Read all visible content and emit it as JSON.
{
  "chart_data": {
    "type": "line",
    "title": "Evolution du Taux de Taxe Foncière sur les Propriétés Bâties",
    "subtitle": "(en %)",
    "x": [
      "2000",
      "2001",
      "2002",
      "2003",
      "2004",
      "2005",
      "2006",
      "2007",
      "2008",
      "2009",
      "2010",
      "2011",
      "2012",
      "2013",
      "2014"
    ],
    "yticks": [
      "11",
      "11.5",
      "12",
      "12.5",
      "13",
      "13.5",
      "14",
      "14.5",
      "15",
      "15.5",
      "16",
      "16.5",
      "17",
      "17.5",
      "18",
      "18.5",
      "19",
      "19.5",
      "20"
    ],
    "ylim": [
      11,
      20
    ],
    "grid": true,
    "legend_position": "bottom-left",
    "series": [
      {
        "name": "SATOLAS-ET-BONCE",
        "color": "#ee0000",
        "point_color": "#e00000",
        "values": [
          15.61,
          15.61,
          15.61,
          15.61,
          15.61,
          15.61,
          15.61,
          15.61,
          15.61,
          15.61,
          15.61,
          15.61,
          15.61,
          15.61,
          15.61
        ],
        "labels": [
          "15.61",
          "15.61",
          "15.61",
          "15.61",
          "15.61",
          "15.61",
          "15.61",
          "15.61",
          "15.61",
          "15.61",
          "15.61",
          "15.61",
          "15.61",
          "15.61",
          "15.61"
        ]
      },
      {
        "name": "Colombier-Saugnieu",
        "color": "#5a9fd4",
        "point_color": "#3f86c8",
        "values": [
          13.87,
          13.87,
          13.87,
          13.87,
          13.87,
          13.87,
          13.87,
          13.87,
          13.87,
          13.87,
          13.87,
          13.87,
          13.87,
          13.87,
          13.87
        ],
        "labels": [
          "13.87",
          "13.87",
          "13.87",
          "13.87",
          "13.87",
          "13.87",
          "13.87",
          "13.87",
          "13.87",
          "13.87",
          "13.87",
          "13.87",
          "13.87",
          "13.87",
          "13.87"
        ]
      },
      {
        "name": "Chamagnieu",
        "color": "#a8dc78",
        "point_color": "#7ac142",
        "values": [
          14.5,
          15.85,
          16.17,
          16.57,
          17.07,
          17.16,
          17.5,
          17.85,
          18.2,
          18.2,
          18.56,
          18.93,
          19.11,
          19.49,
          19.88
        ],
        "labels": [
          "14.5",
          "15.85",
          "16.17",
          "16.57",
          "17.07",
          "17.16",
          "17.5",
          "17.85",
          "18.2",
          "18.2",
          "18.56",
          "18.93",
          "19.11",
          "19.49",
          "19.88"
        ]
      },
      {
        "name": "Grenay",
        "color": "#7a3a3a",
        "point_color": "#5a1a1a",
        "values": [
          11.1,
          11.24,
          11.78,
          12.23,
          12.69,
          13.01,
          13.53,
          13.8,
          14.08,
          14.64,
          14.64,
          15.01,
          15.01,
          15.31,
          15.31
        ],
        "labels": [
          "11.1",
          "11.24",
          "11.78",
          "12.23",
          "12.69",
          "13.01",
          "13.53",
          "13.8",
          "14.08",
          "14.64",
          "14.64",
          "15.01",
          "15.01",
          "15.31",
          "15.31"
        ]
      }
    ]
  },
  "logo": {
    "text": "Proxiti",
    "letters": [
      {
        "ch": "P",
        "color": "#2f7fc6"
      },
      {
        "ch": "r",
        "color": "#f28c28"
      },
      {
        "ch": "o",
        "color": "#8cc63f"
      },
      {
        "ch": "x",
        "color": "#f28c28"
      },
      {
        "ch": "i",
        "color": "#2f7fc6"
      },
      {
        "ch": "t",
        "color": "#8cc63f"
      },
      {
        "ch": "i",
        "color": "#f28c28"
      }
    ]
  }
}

┄┄┄┄┄┄┄┄┄┄┄┄┄┄┄┄┄┄┄┄

→ PROBLEM TO SOLVE:
Repeat the records above in full, character for character.

→ RESPONSE TO THIS TASK:
Read all visible content and emit it as JSON.
{
  "chart_data": {
    "type": "line",
    "title": "Evolution du Taux de Taxe Foncière sur les Propriétés Bâties",
    "subtitle": "(en %)",
    "x": [
      "2000",
      "2001",
      "2002",
      "2003",
      "2004",
      "2005",
      "2006",
      "2007",
      "2008",
      "2009",
      "2010",
      "2011",
      "2012",
      "2013",
      "2014"
    ],
    "yticks": [
      "11",
      "11.5",
      "12",
      "12.5",
      "13",
      "13.5",
      "14",
      "14.5",
      "15",
      "15.5",
      "16",
      "16.5",
      "17",
      "17.5",
      "18",
      "18.5",
      "19",
      "19.5",
      "20"
    ],
    "ylim": [
      11,
      20
    ],
    "grid": true,
    "legend_position": "bottom-left",
    "series": [
      {
        "name": "SATOLAS-ET-BONCE",
        "color": "#ee0000",
        "point_color": "#e00000",
        "values": [
          15.61,
          15.61,
          15.61,
          15.61,
          15.61,
          15.61,
          15.61,
          15.61,
          15.61,
          15.61,
          15.61,
          15.61,
          15.61,
          15.61,
          15.61
        ],
        "labels": [
          "15.61",
          "15.61",
          "15.61",
          "15.61",
          "15.61",
          "15.61",
          "15.61",
          "15.61",
          "15.61",
          "15.61",
          "15.61",
          "15.61",
          "15.61",
          "15.61",
          "15.61"
        ]
      },
      {
        "name": "Colombier-Saugnieu",
        "color": "#5a9fd4",
        "point_color": "#3f86c8",
        "values": [
          13.87,
          13.87,
          13.87,
          13.87,
          13.87,
          13.87,
          13.87,
          13.87,
          13.87,
          13.87,
          13.87,
          13.87,
          13.87,
          13.87,
          13.87
        ],
        "labels": [
          "13.87",
          "13.87",
          "13.87",
          "13.87",
          "13.87",
          "13.87",
          "13.87",
          "13.87",
          "13.87",
          "13.87",
          "13.87",
          "13.87",
          "13.87",
          "13.87",
          "13.87"
        ]
      },
      {
        "name": "Chamagnieu",
        "color": "#a8dc78",
        "point_color": "#7ac142",
        "values": [
          14.5,
          15.85,
          16.17,
          16.57,
          17.07,
          17.16,
          17.5,
          17.85,
          18.2,
          18.2,
          18.56,
          18.93,
          19.11,
          19.49,
          19.88
        ],
        "labels": [
          "14.5",
          "15.85",
          "16.17",
          "16.57",
          "17.07",
          "17.16",
          "17.5",
          "17.85",
          "18.2",
          "18.2",
          "18.56",
          "18.93",
          "19.11",
          "19.49",
          "19.88"
        ]
      },
      {
        "name": "Grenay",
        "color": "#7a3a3a",
        "point_color": "#5a1a1a",
        "values": [
          11.1,
          11.24,
          11.78,
          12.23,
          12.69,
          13.01,
          13.53,
          13.8,
          14.08,
          14.64,
          14.64,
          15.01,
          15.01,
          15.31,
          15.31
        ],
        "labels": [
          "11.1",
          "11.24",
          "11.78",
          "12.23",
          "12.69",
          "13.01",
          "13.53",
          "13.8",
          "14.08",
          "14.64",
          "14.64",
          "15.01",
          "15.01",
          "15.31",
          "15.31"
        ]
      }
    ]
  },
  "logo": {
    "text": "Proxiti",
    "letters": [
      {
        "ch": "P",
        "color": "#2f7fc6"
      },
      {
        "ch": "r",
        "color": "#f28c28"
      },
      {
        "ch": "o",
        "color": "#8cc63f"
      },
      {
        "ch": "x",
        "color": "#f28c28"
      },
      {
        "ch": "i",
        "color": "#2f7fc6"
      },
      {
        "ch": "t",
        "color": "#8cc63f"
      },
      {
        "ch": "i",
        "color": "#f28c28"
      }
    ]
  }
}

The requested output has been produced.